Of the lines in this listing, how many contain the word "sorter"? Give the number and nothing else.

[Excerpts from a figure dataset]
* BEGIN *

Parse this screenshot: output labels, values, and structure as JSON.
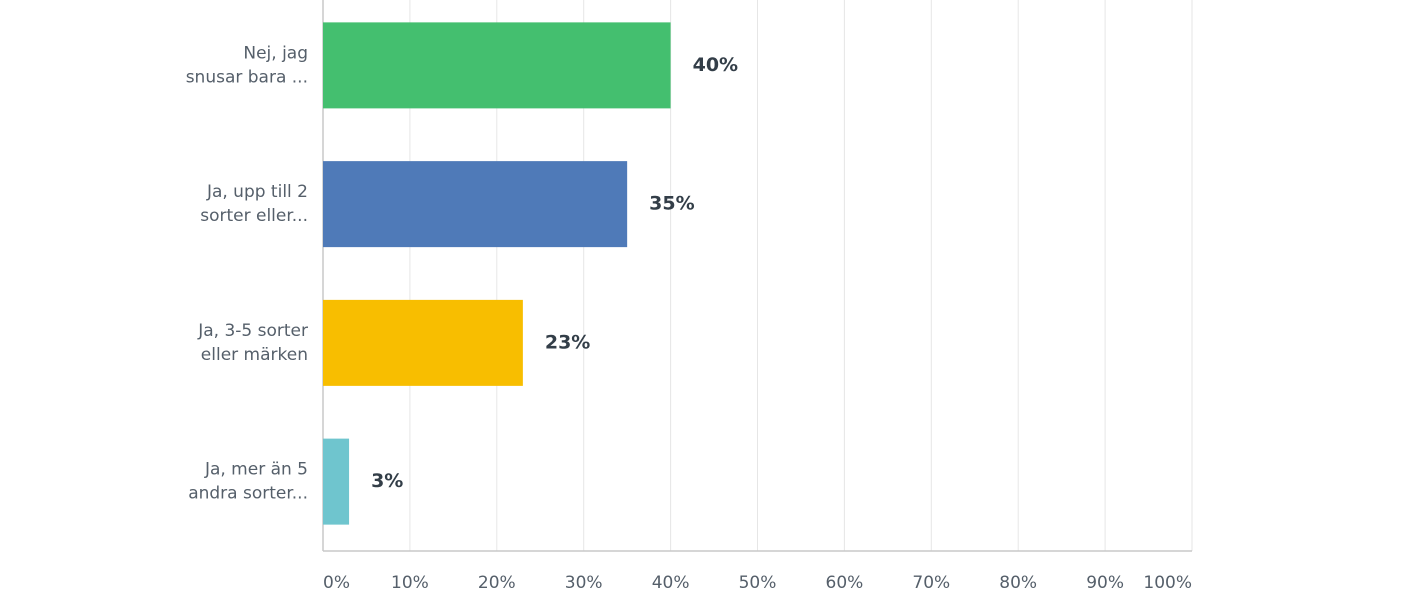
{
  "chart_data": {
    "type": "hbar",
    "categories": [
      [
        "Nej, jag",
        "snusar bara ..."
      ],
      [
        "Ja, upp till 2",
        "sorter eller..."
      ],
      [
        "Ja, 3-5 sorter",
        "eller märken"
      ],
      [
        "Ja, mer än 5",
        "andra sorter..."
      ]
    ],
    "values": [
      40,
      35,
      23,
      3
    ],
    "value_labels": [
      "40%",
      "35%",
      "23%",
      "3%"
    ],
    "colors": [
      "#44bf6f",
      "#4f7ab8",
      "#f8be00",
      "#6fc5ce"
    ],
    "xlim": [
      0,
      100
    ],
    "xticks": [
      {
        "value": 0,
        "label": "0%"
      },
      {
        "value": 10,
        "label": "10%"
      },
      {
        "value": 20,
        "label": "20%"
      },
      {
        "value": 30,
        "label": "30%"
      },
      {
        "value": 40,
        "label": "40%"
      },
      {
        "value": 50,
        "label": "50%"
      },
      {
        "value": 60,
        "label": "60%"
      },
      {
        "value": 70,
        "label": "70%"
      },
      {
        "value": 80,
        "label": "80%"
      },
      {
        "value": 90,
        "label": "90%"
      },
      {
        "value": 100,
        "label": "100%"
      }
    ],
    "grid": true
  }
}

* END *

The response: 3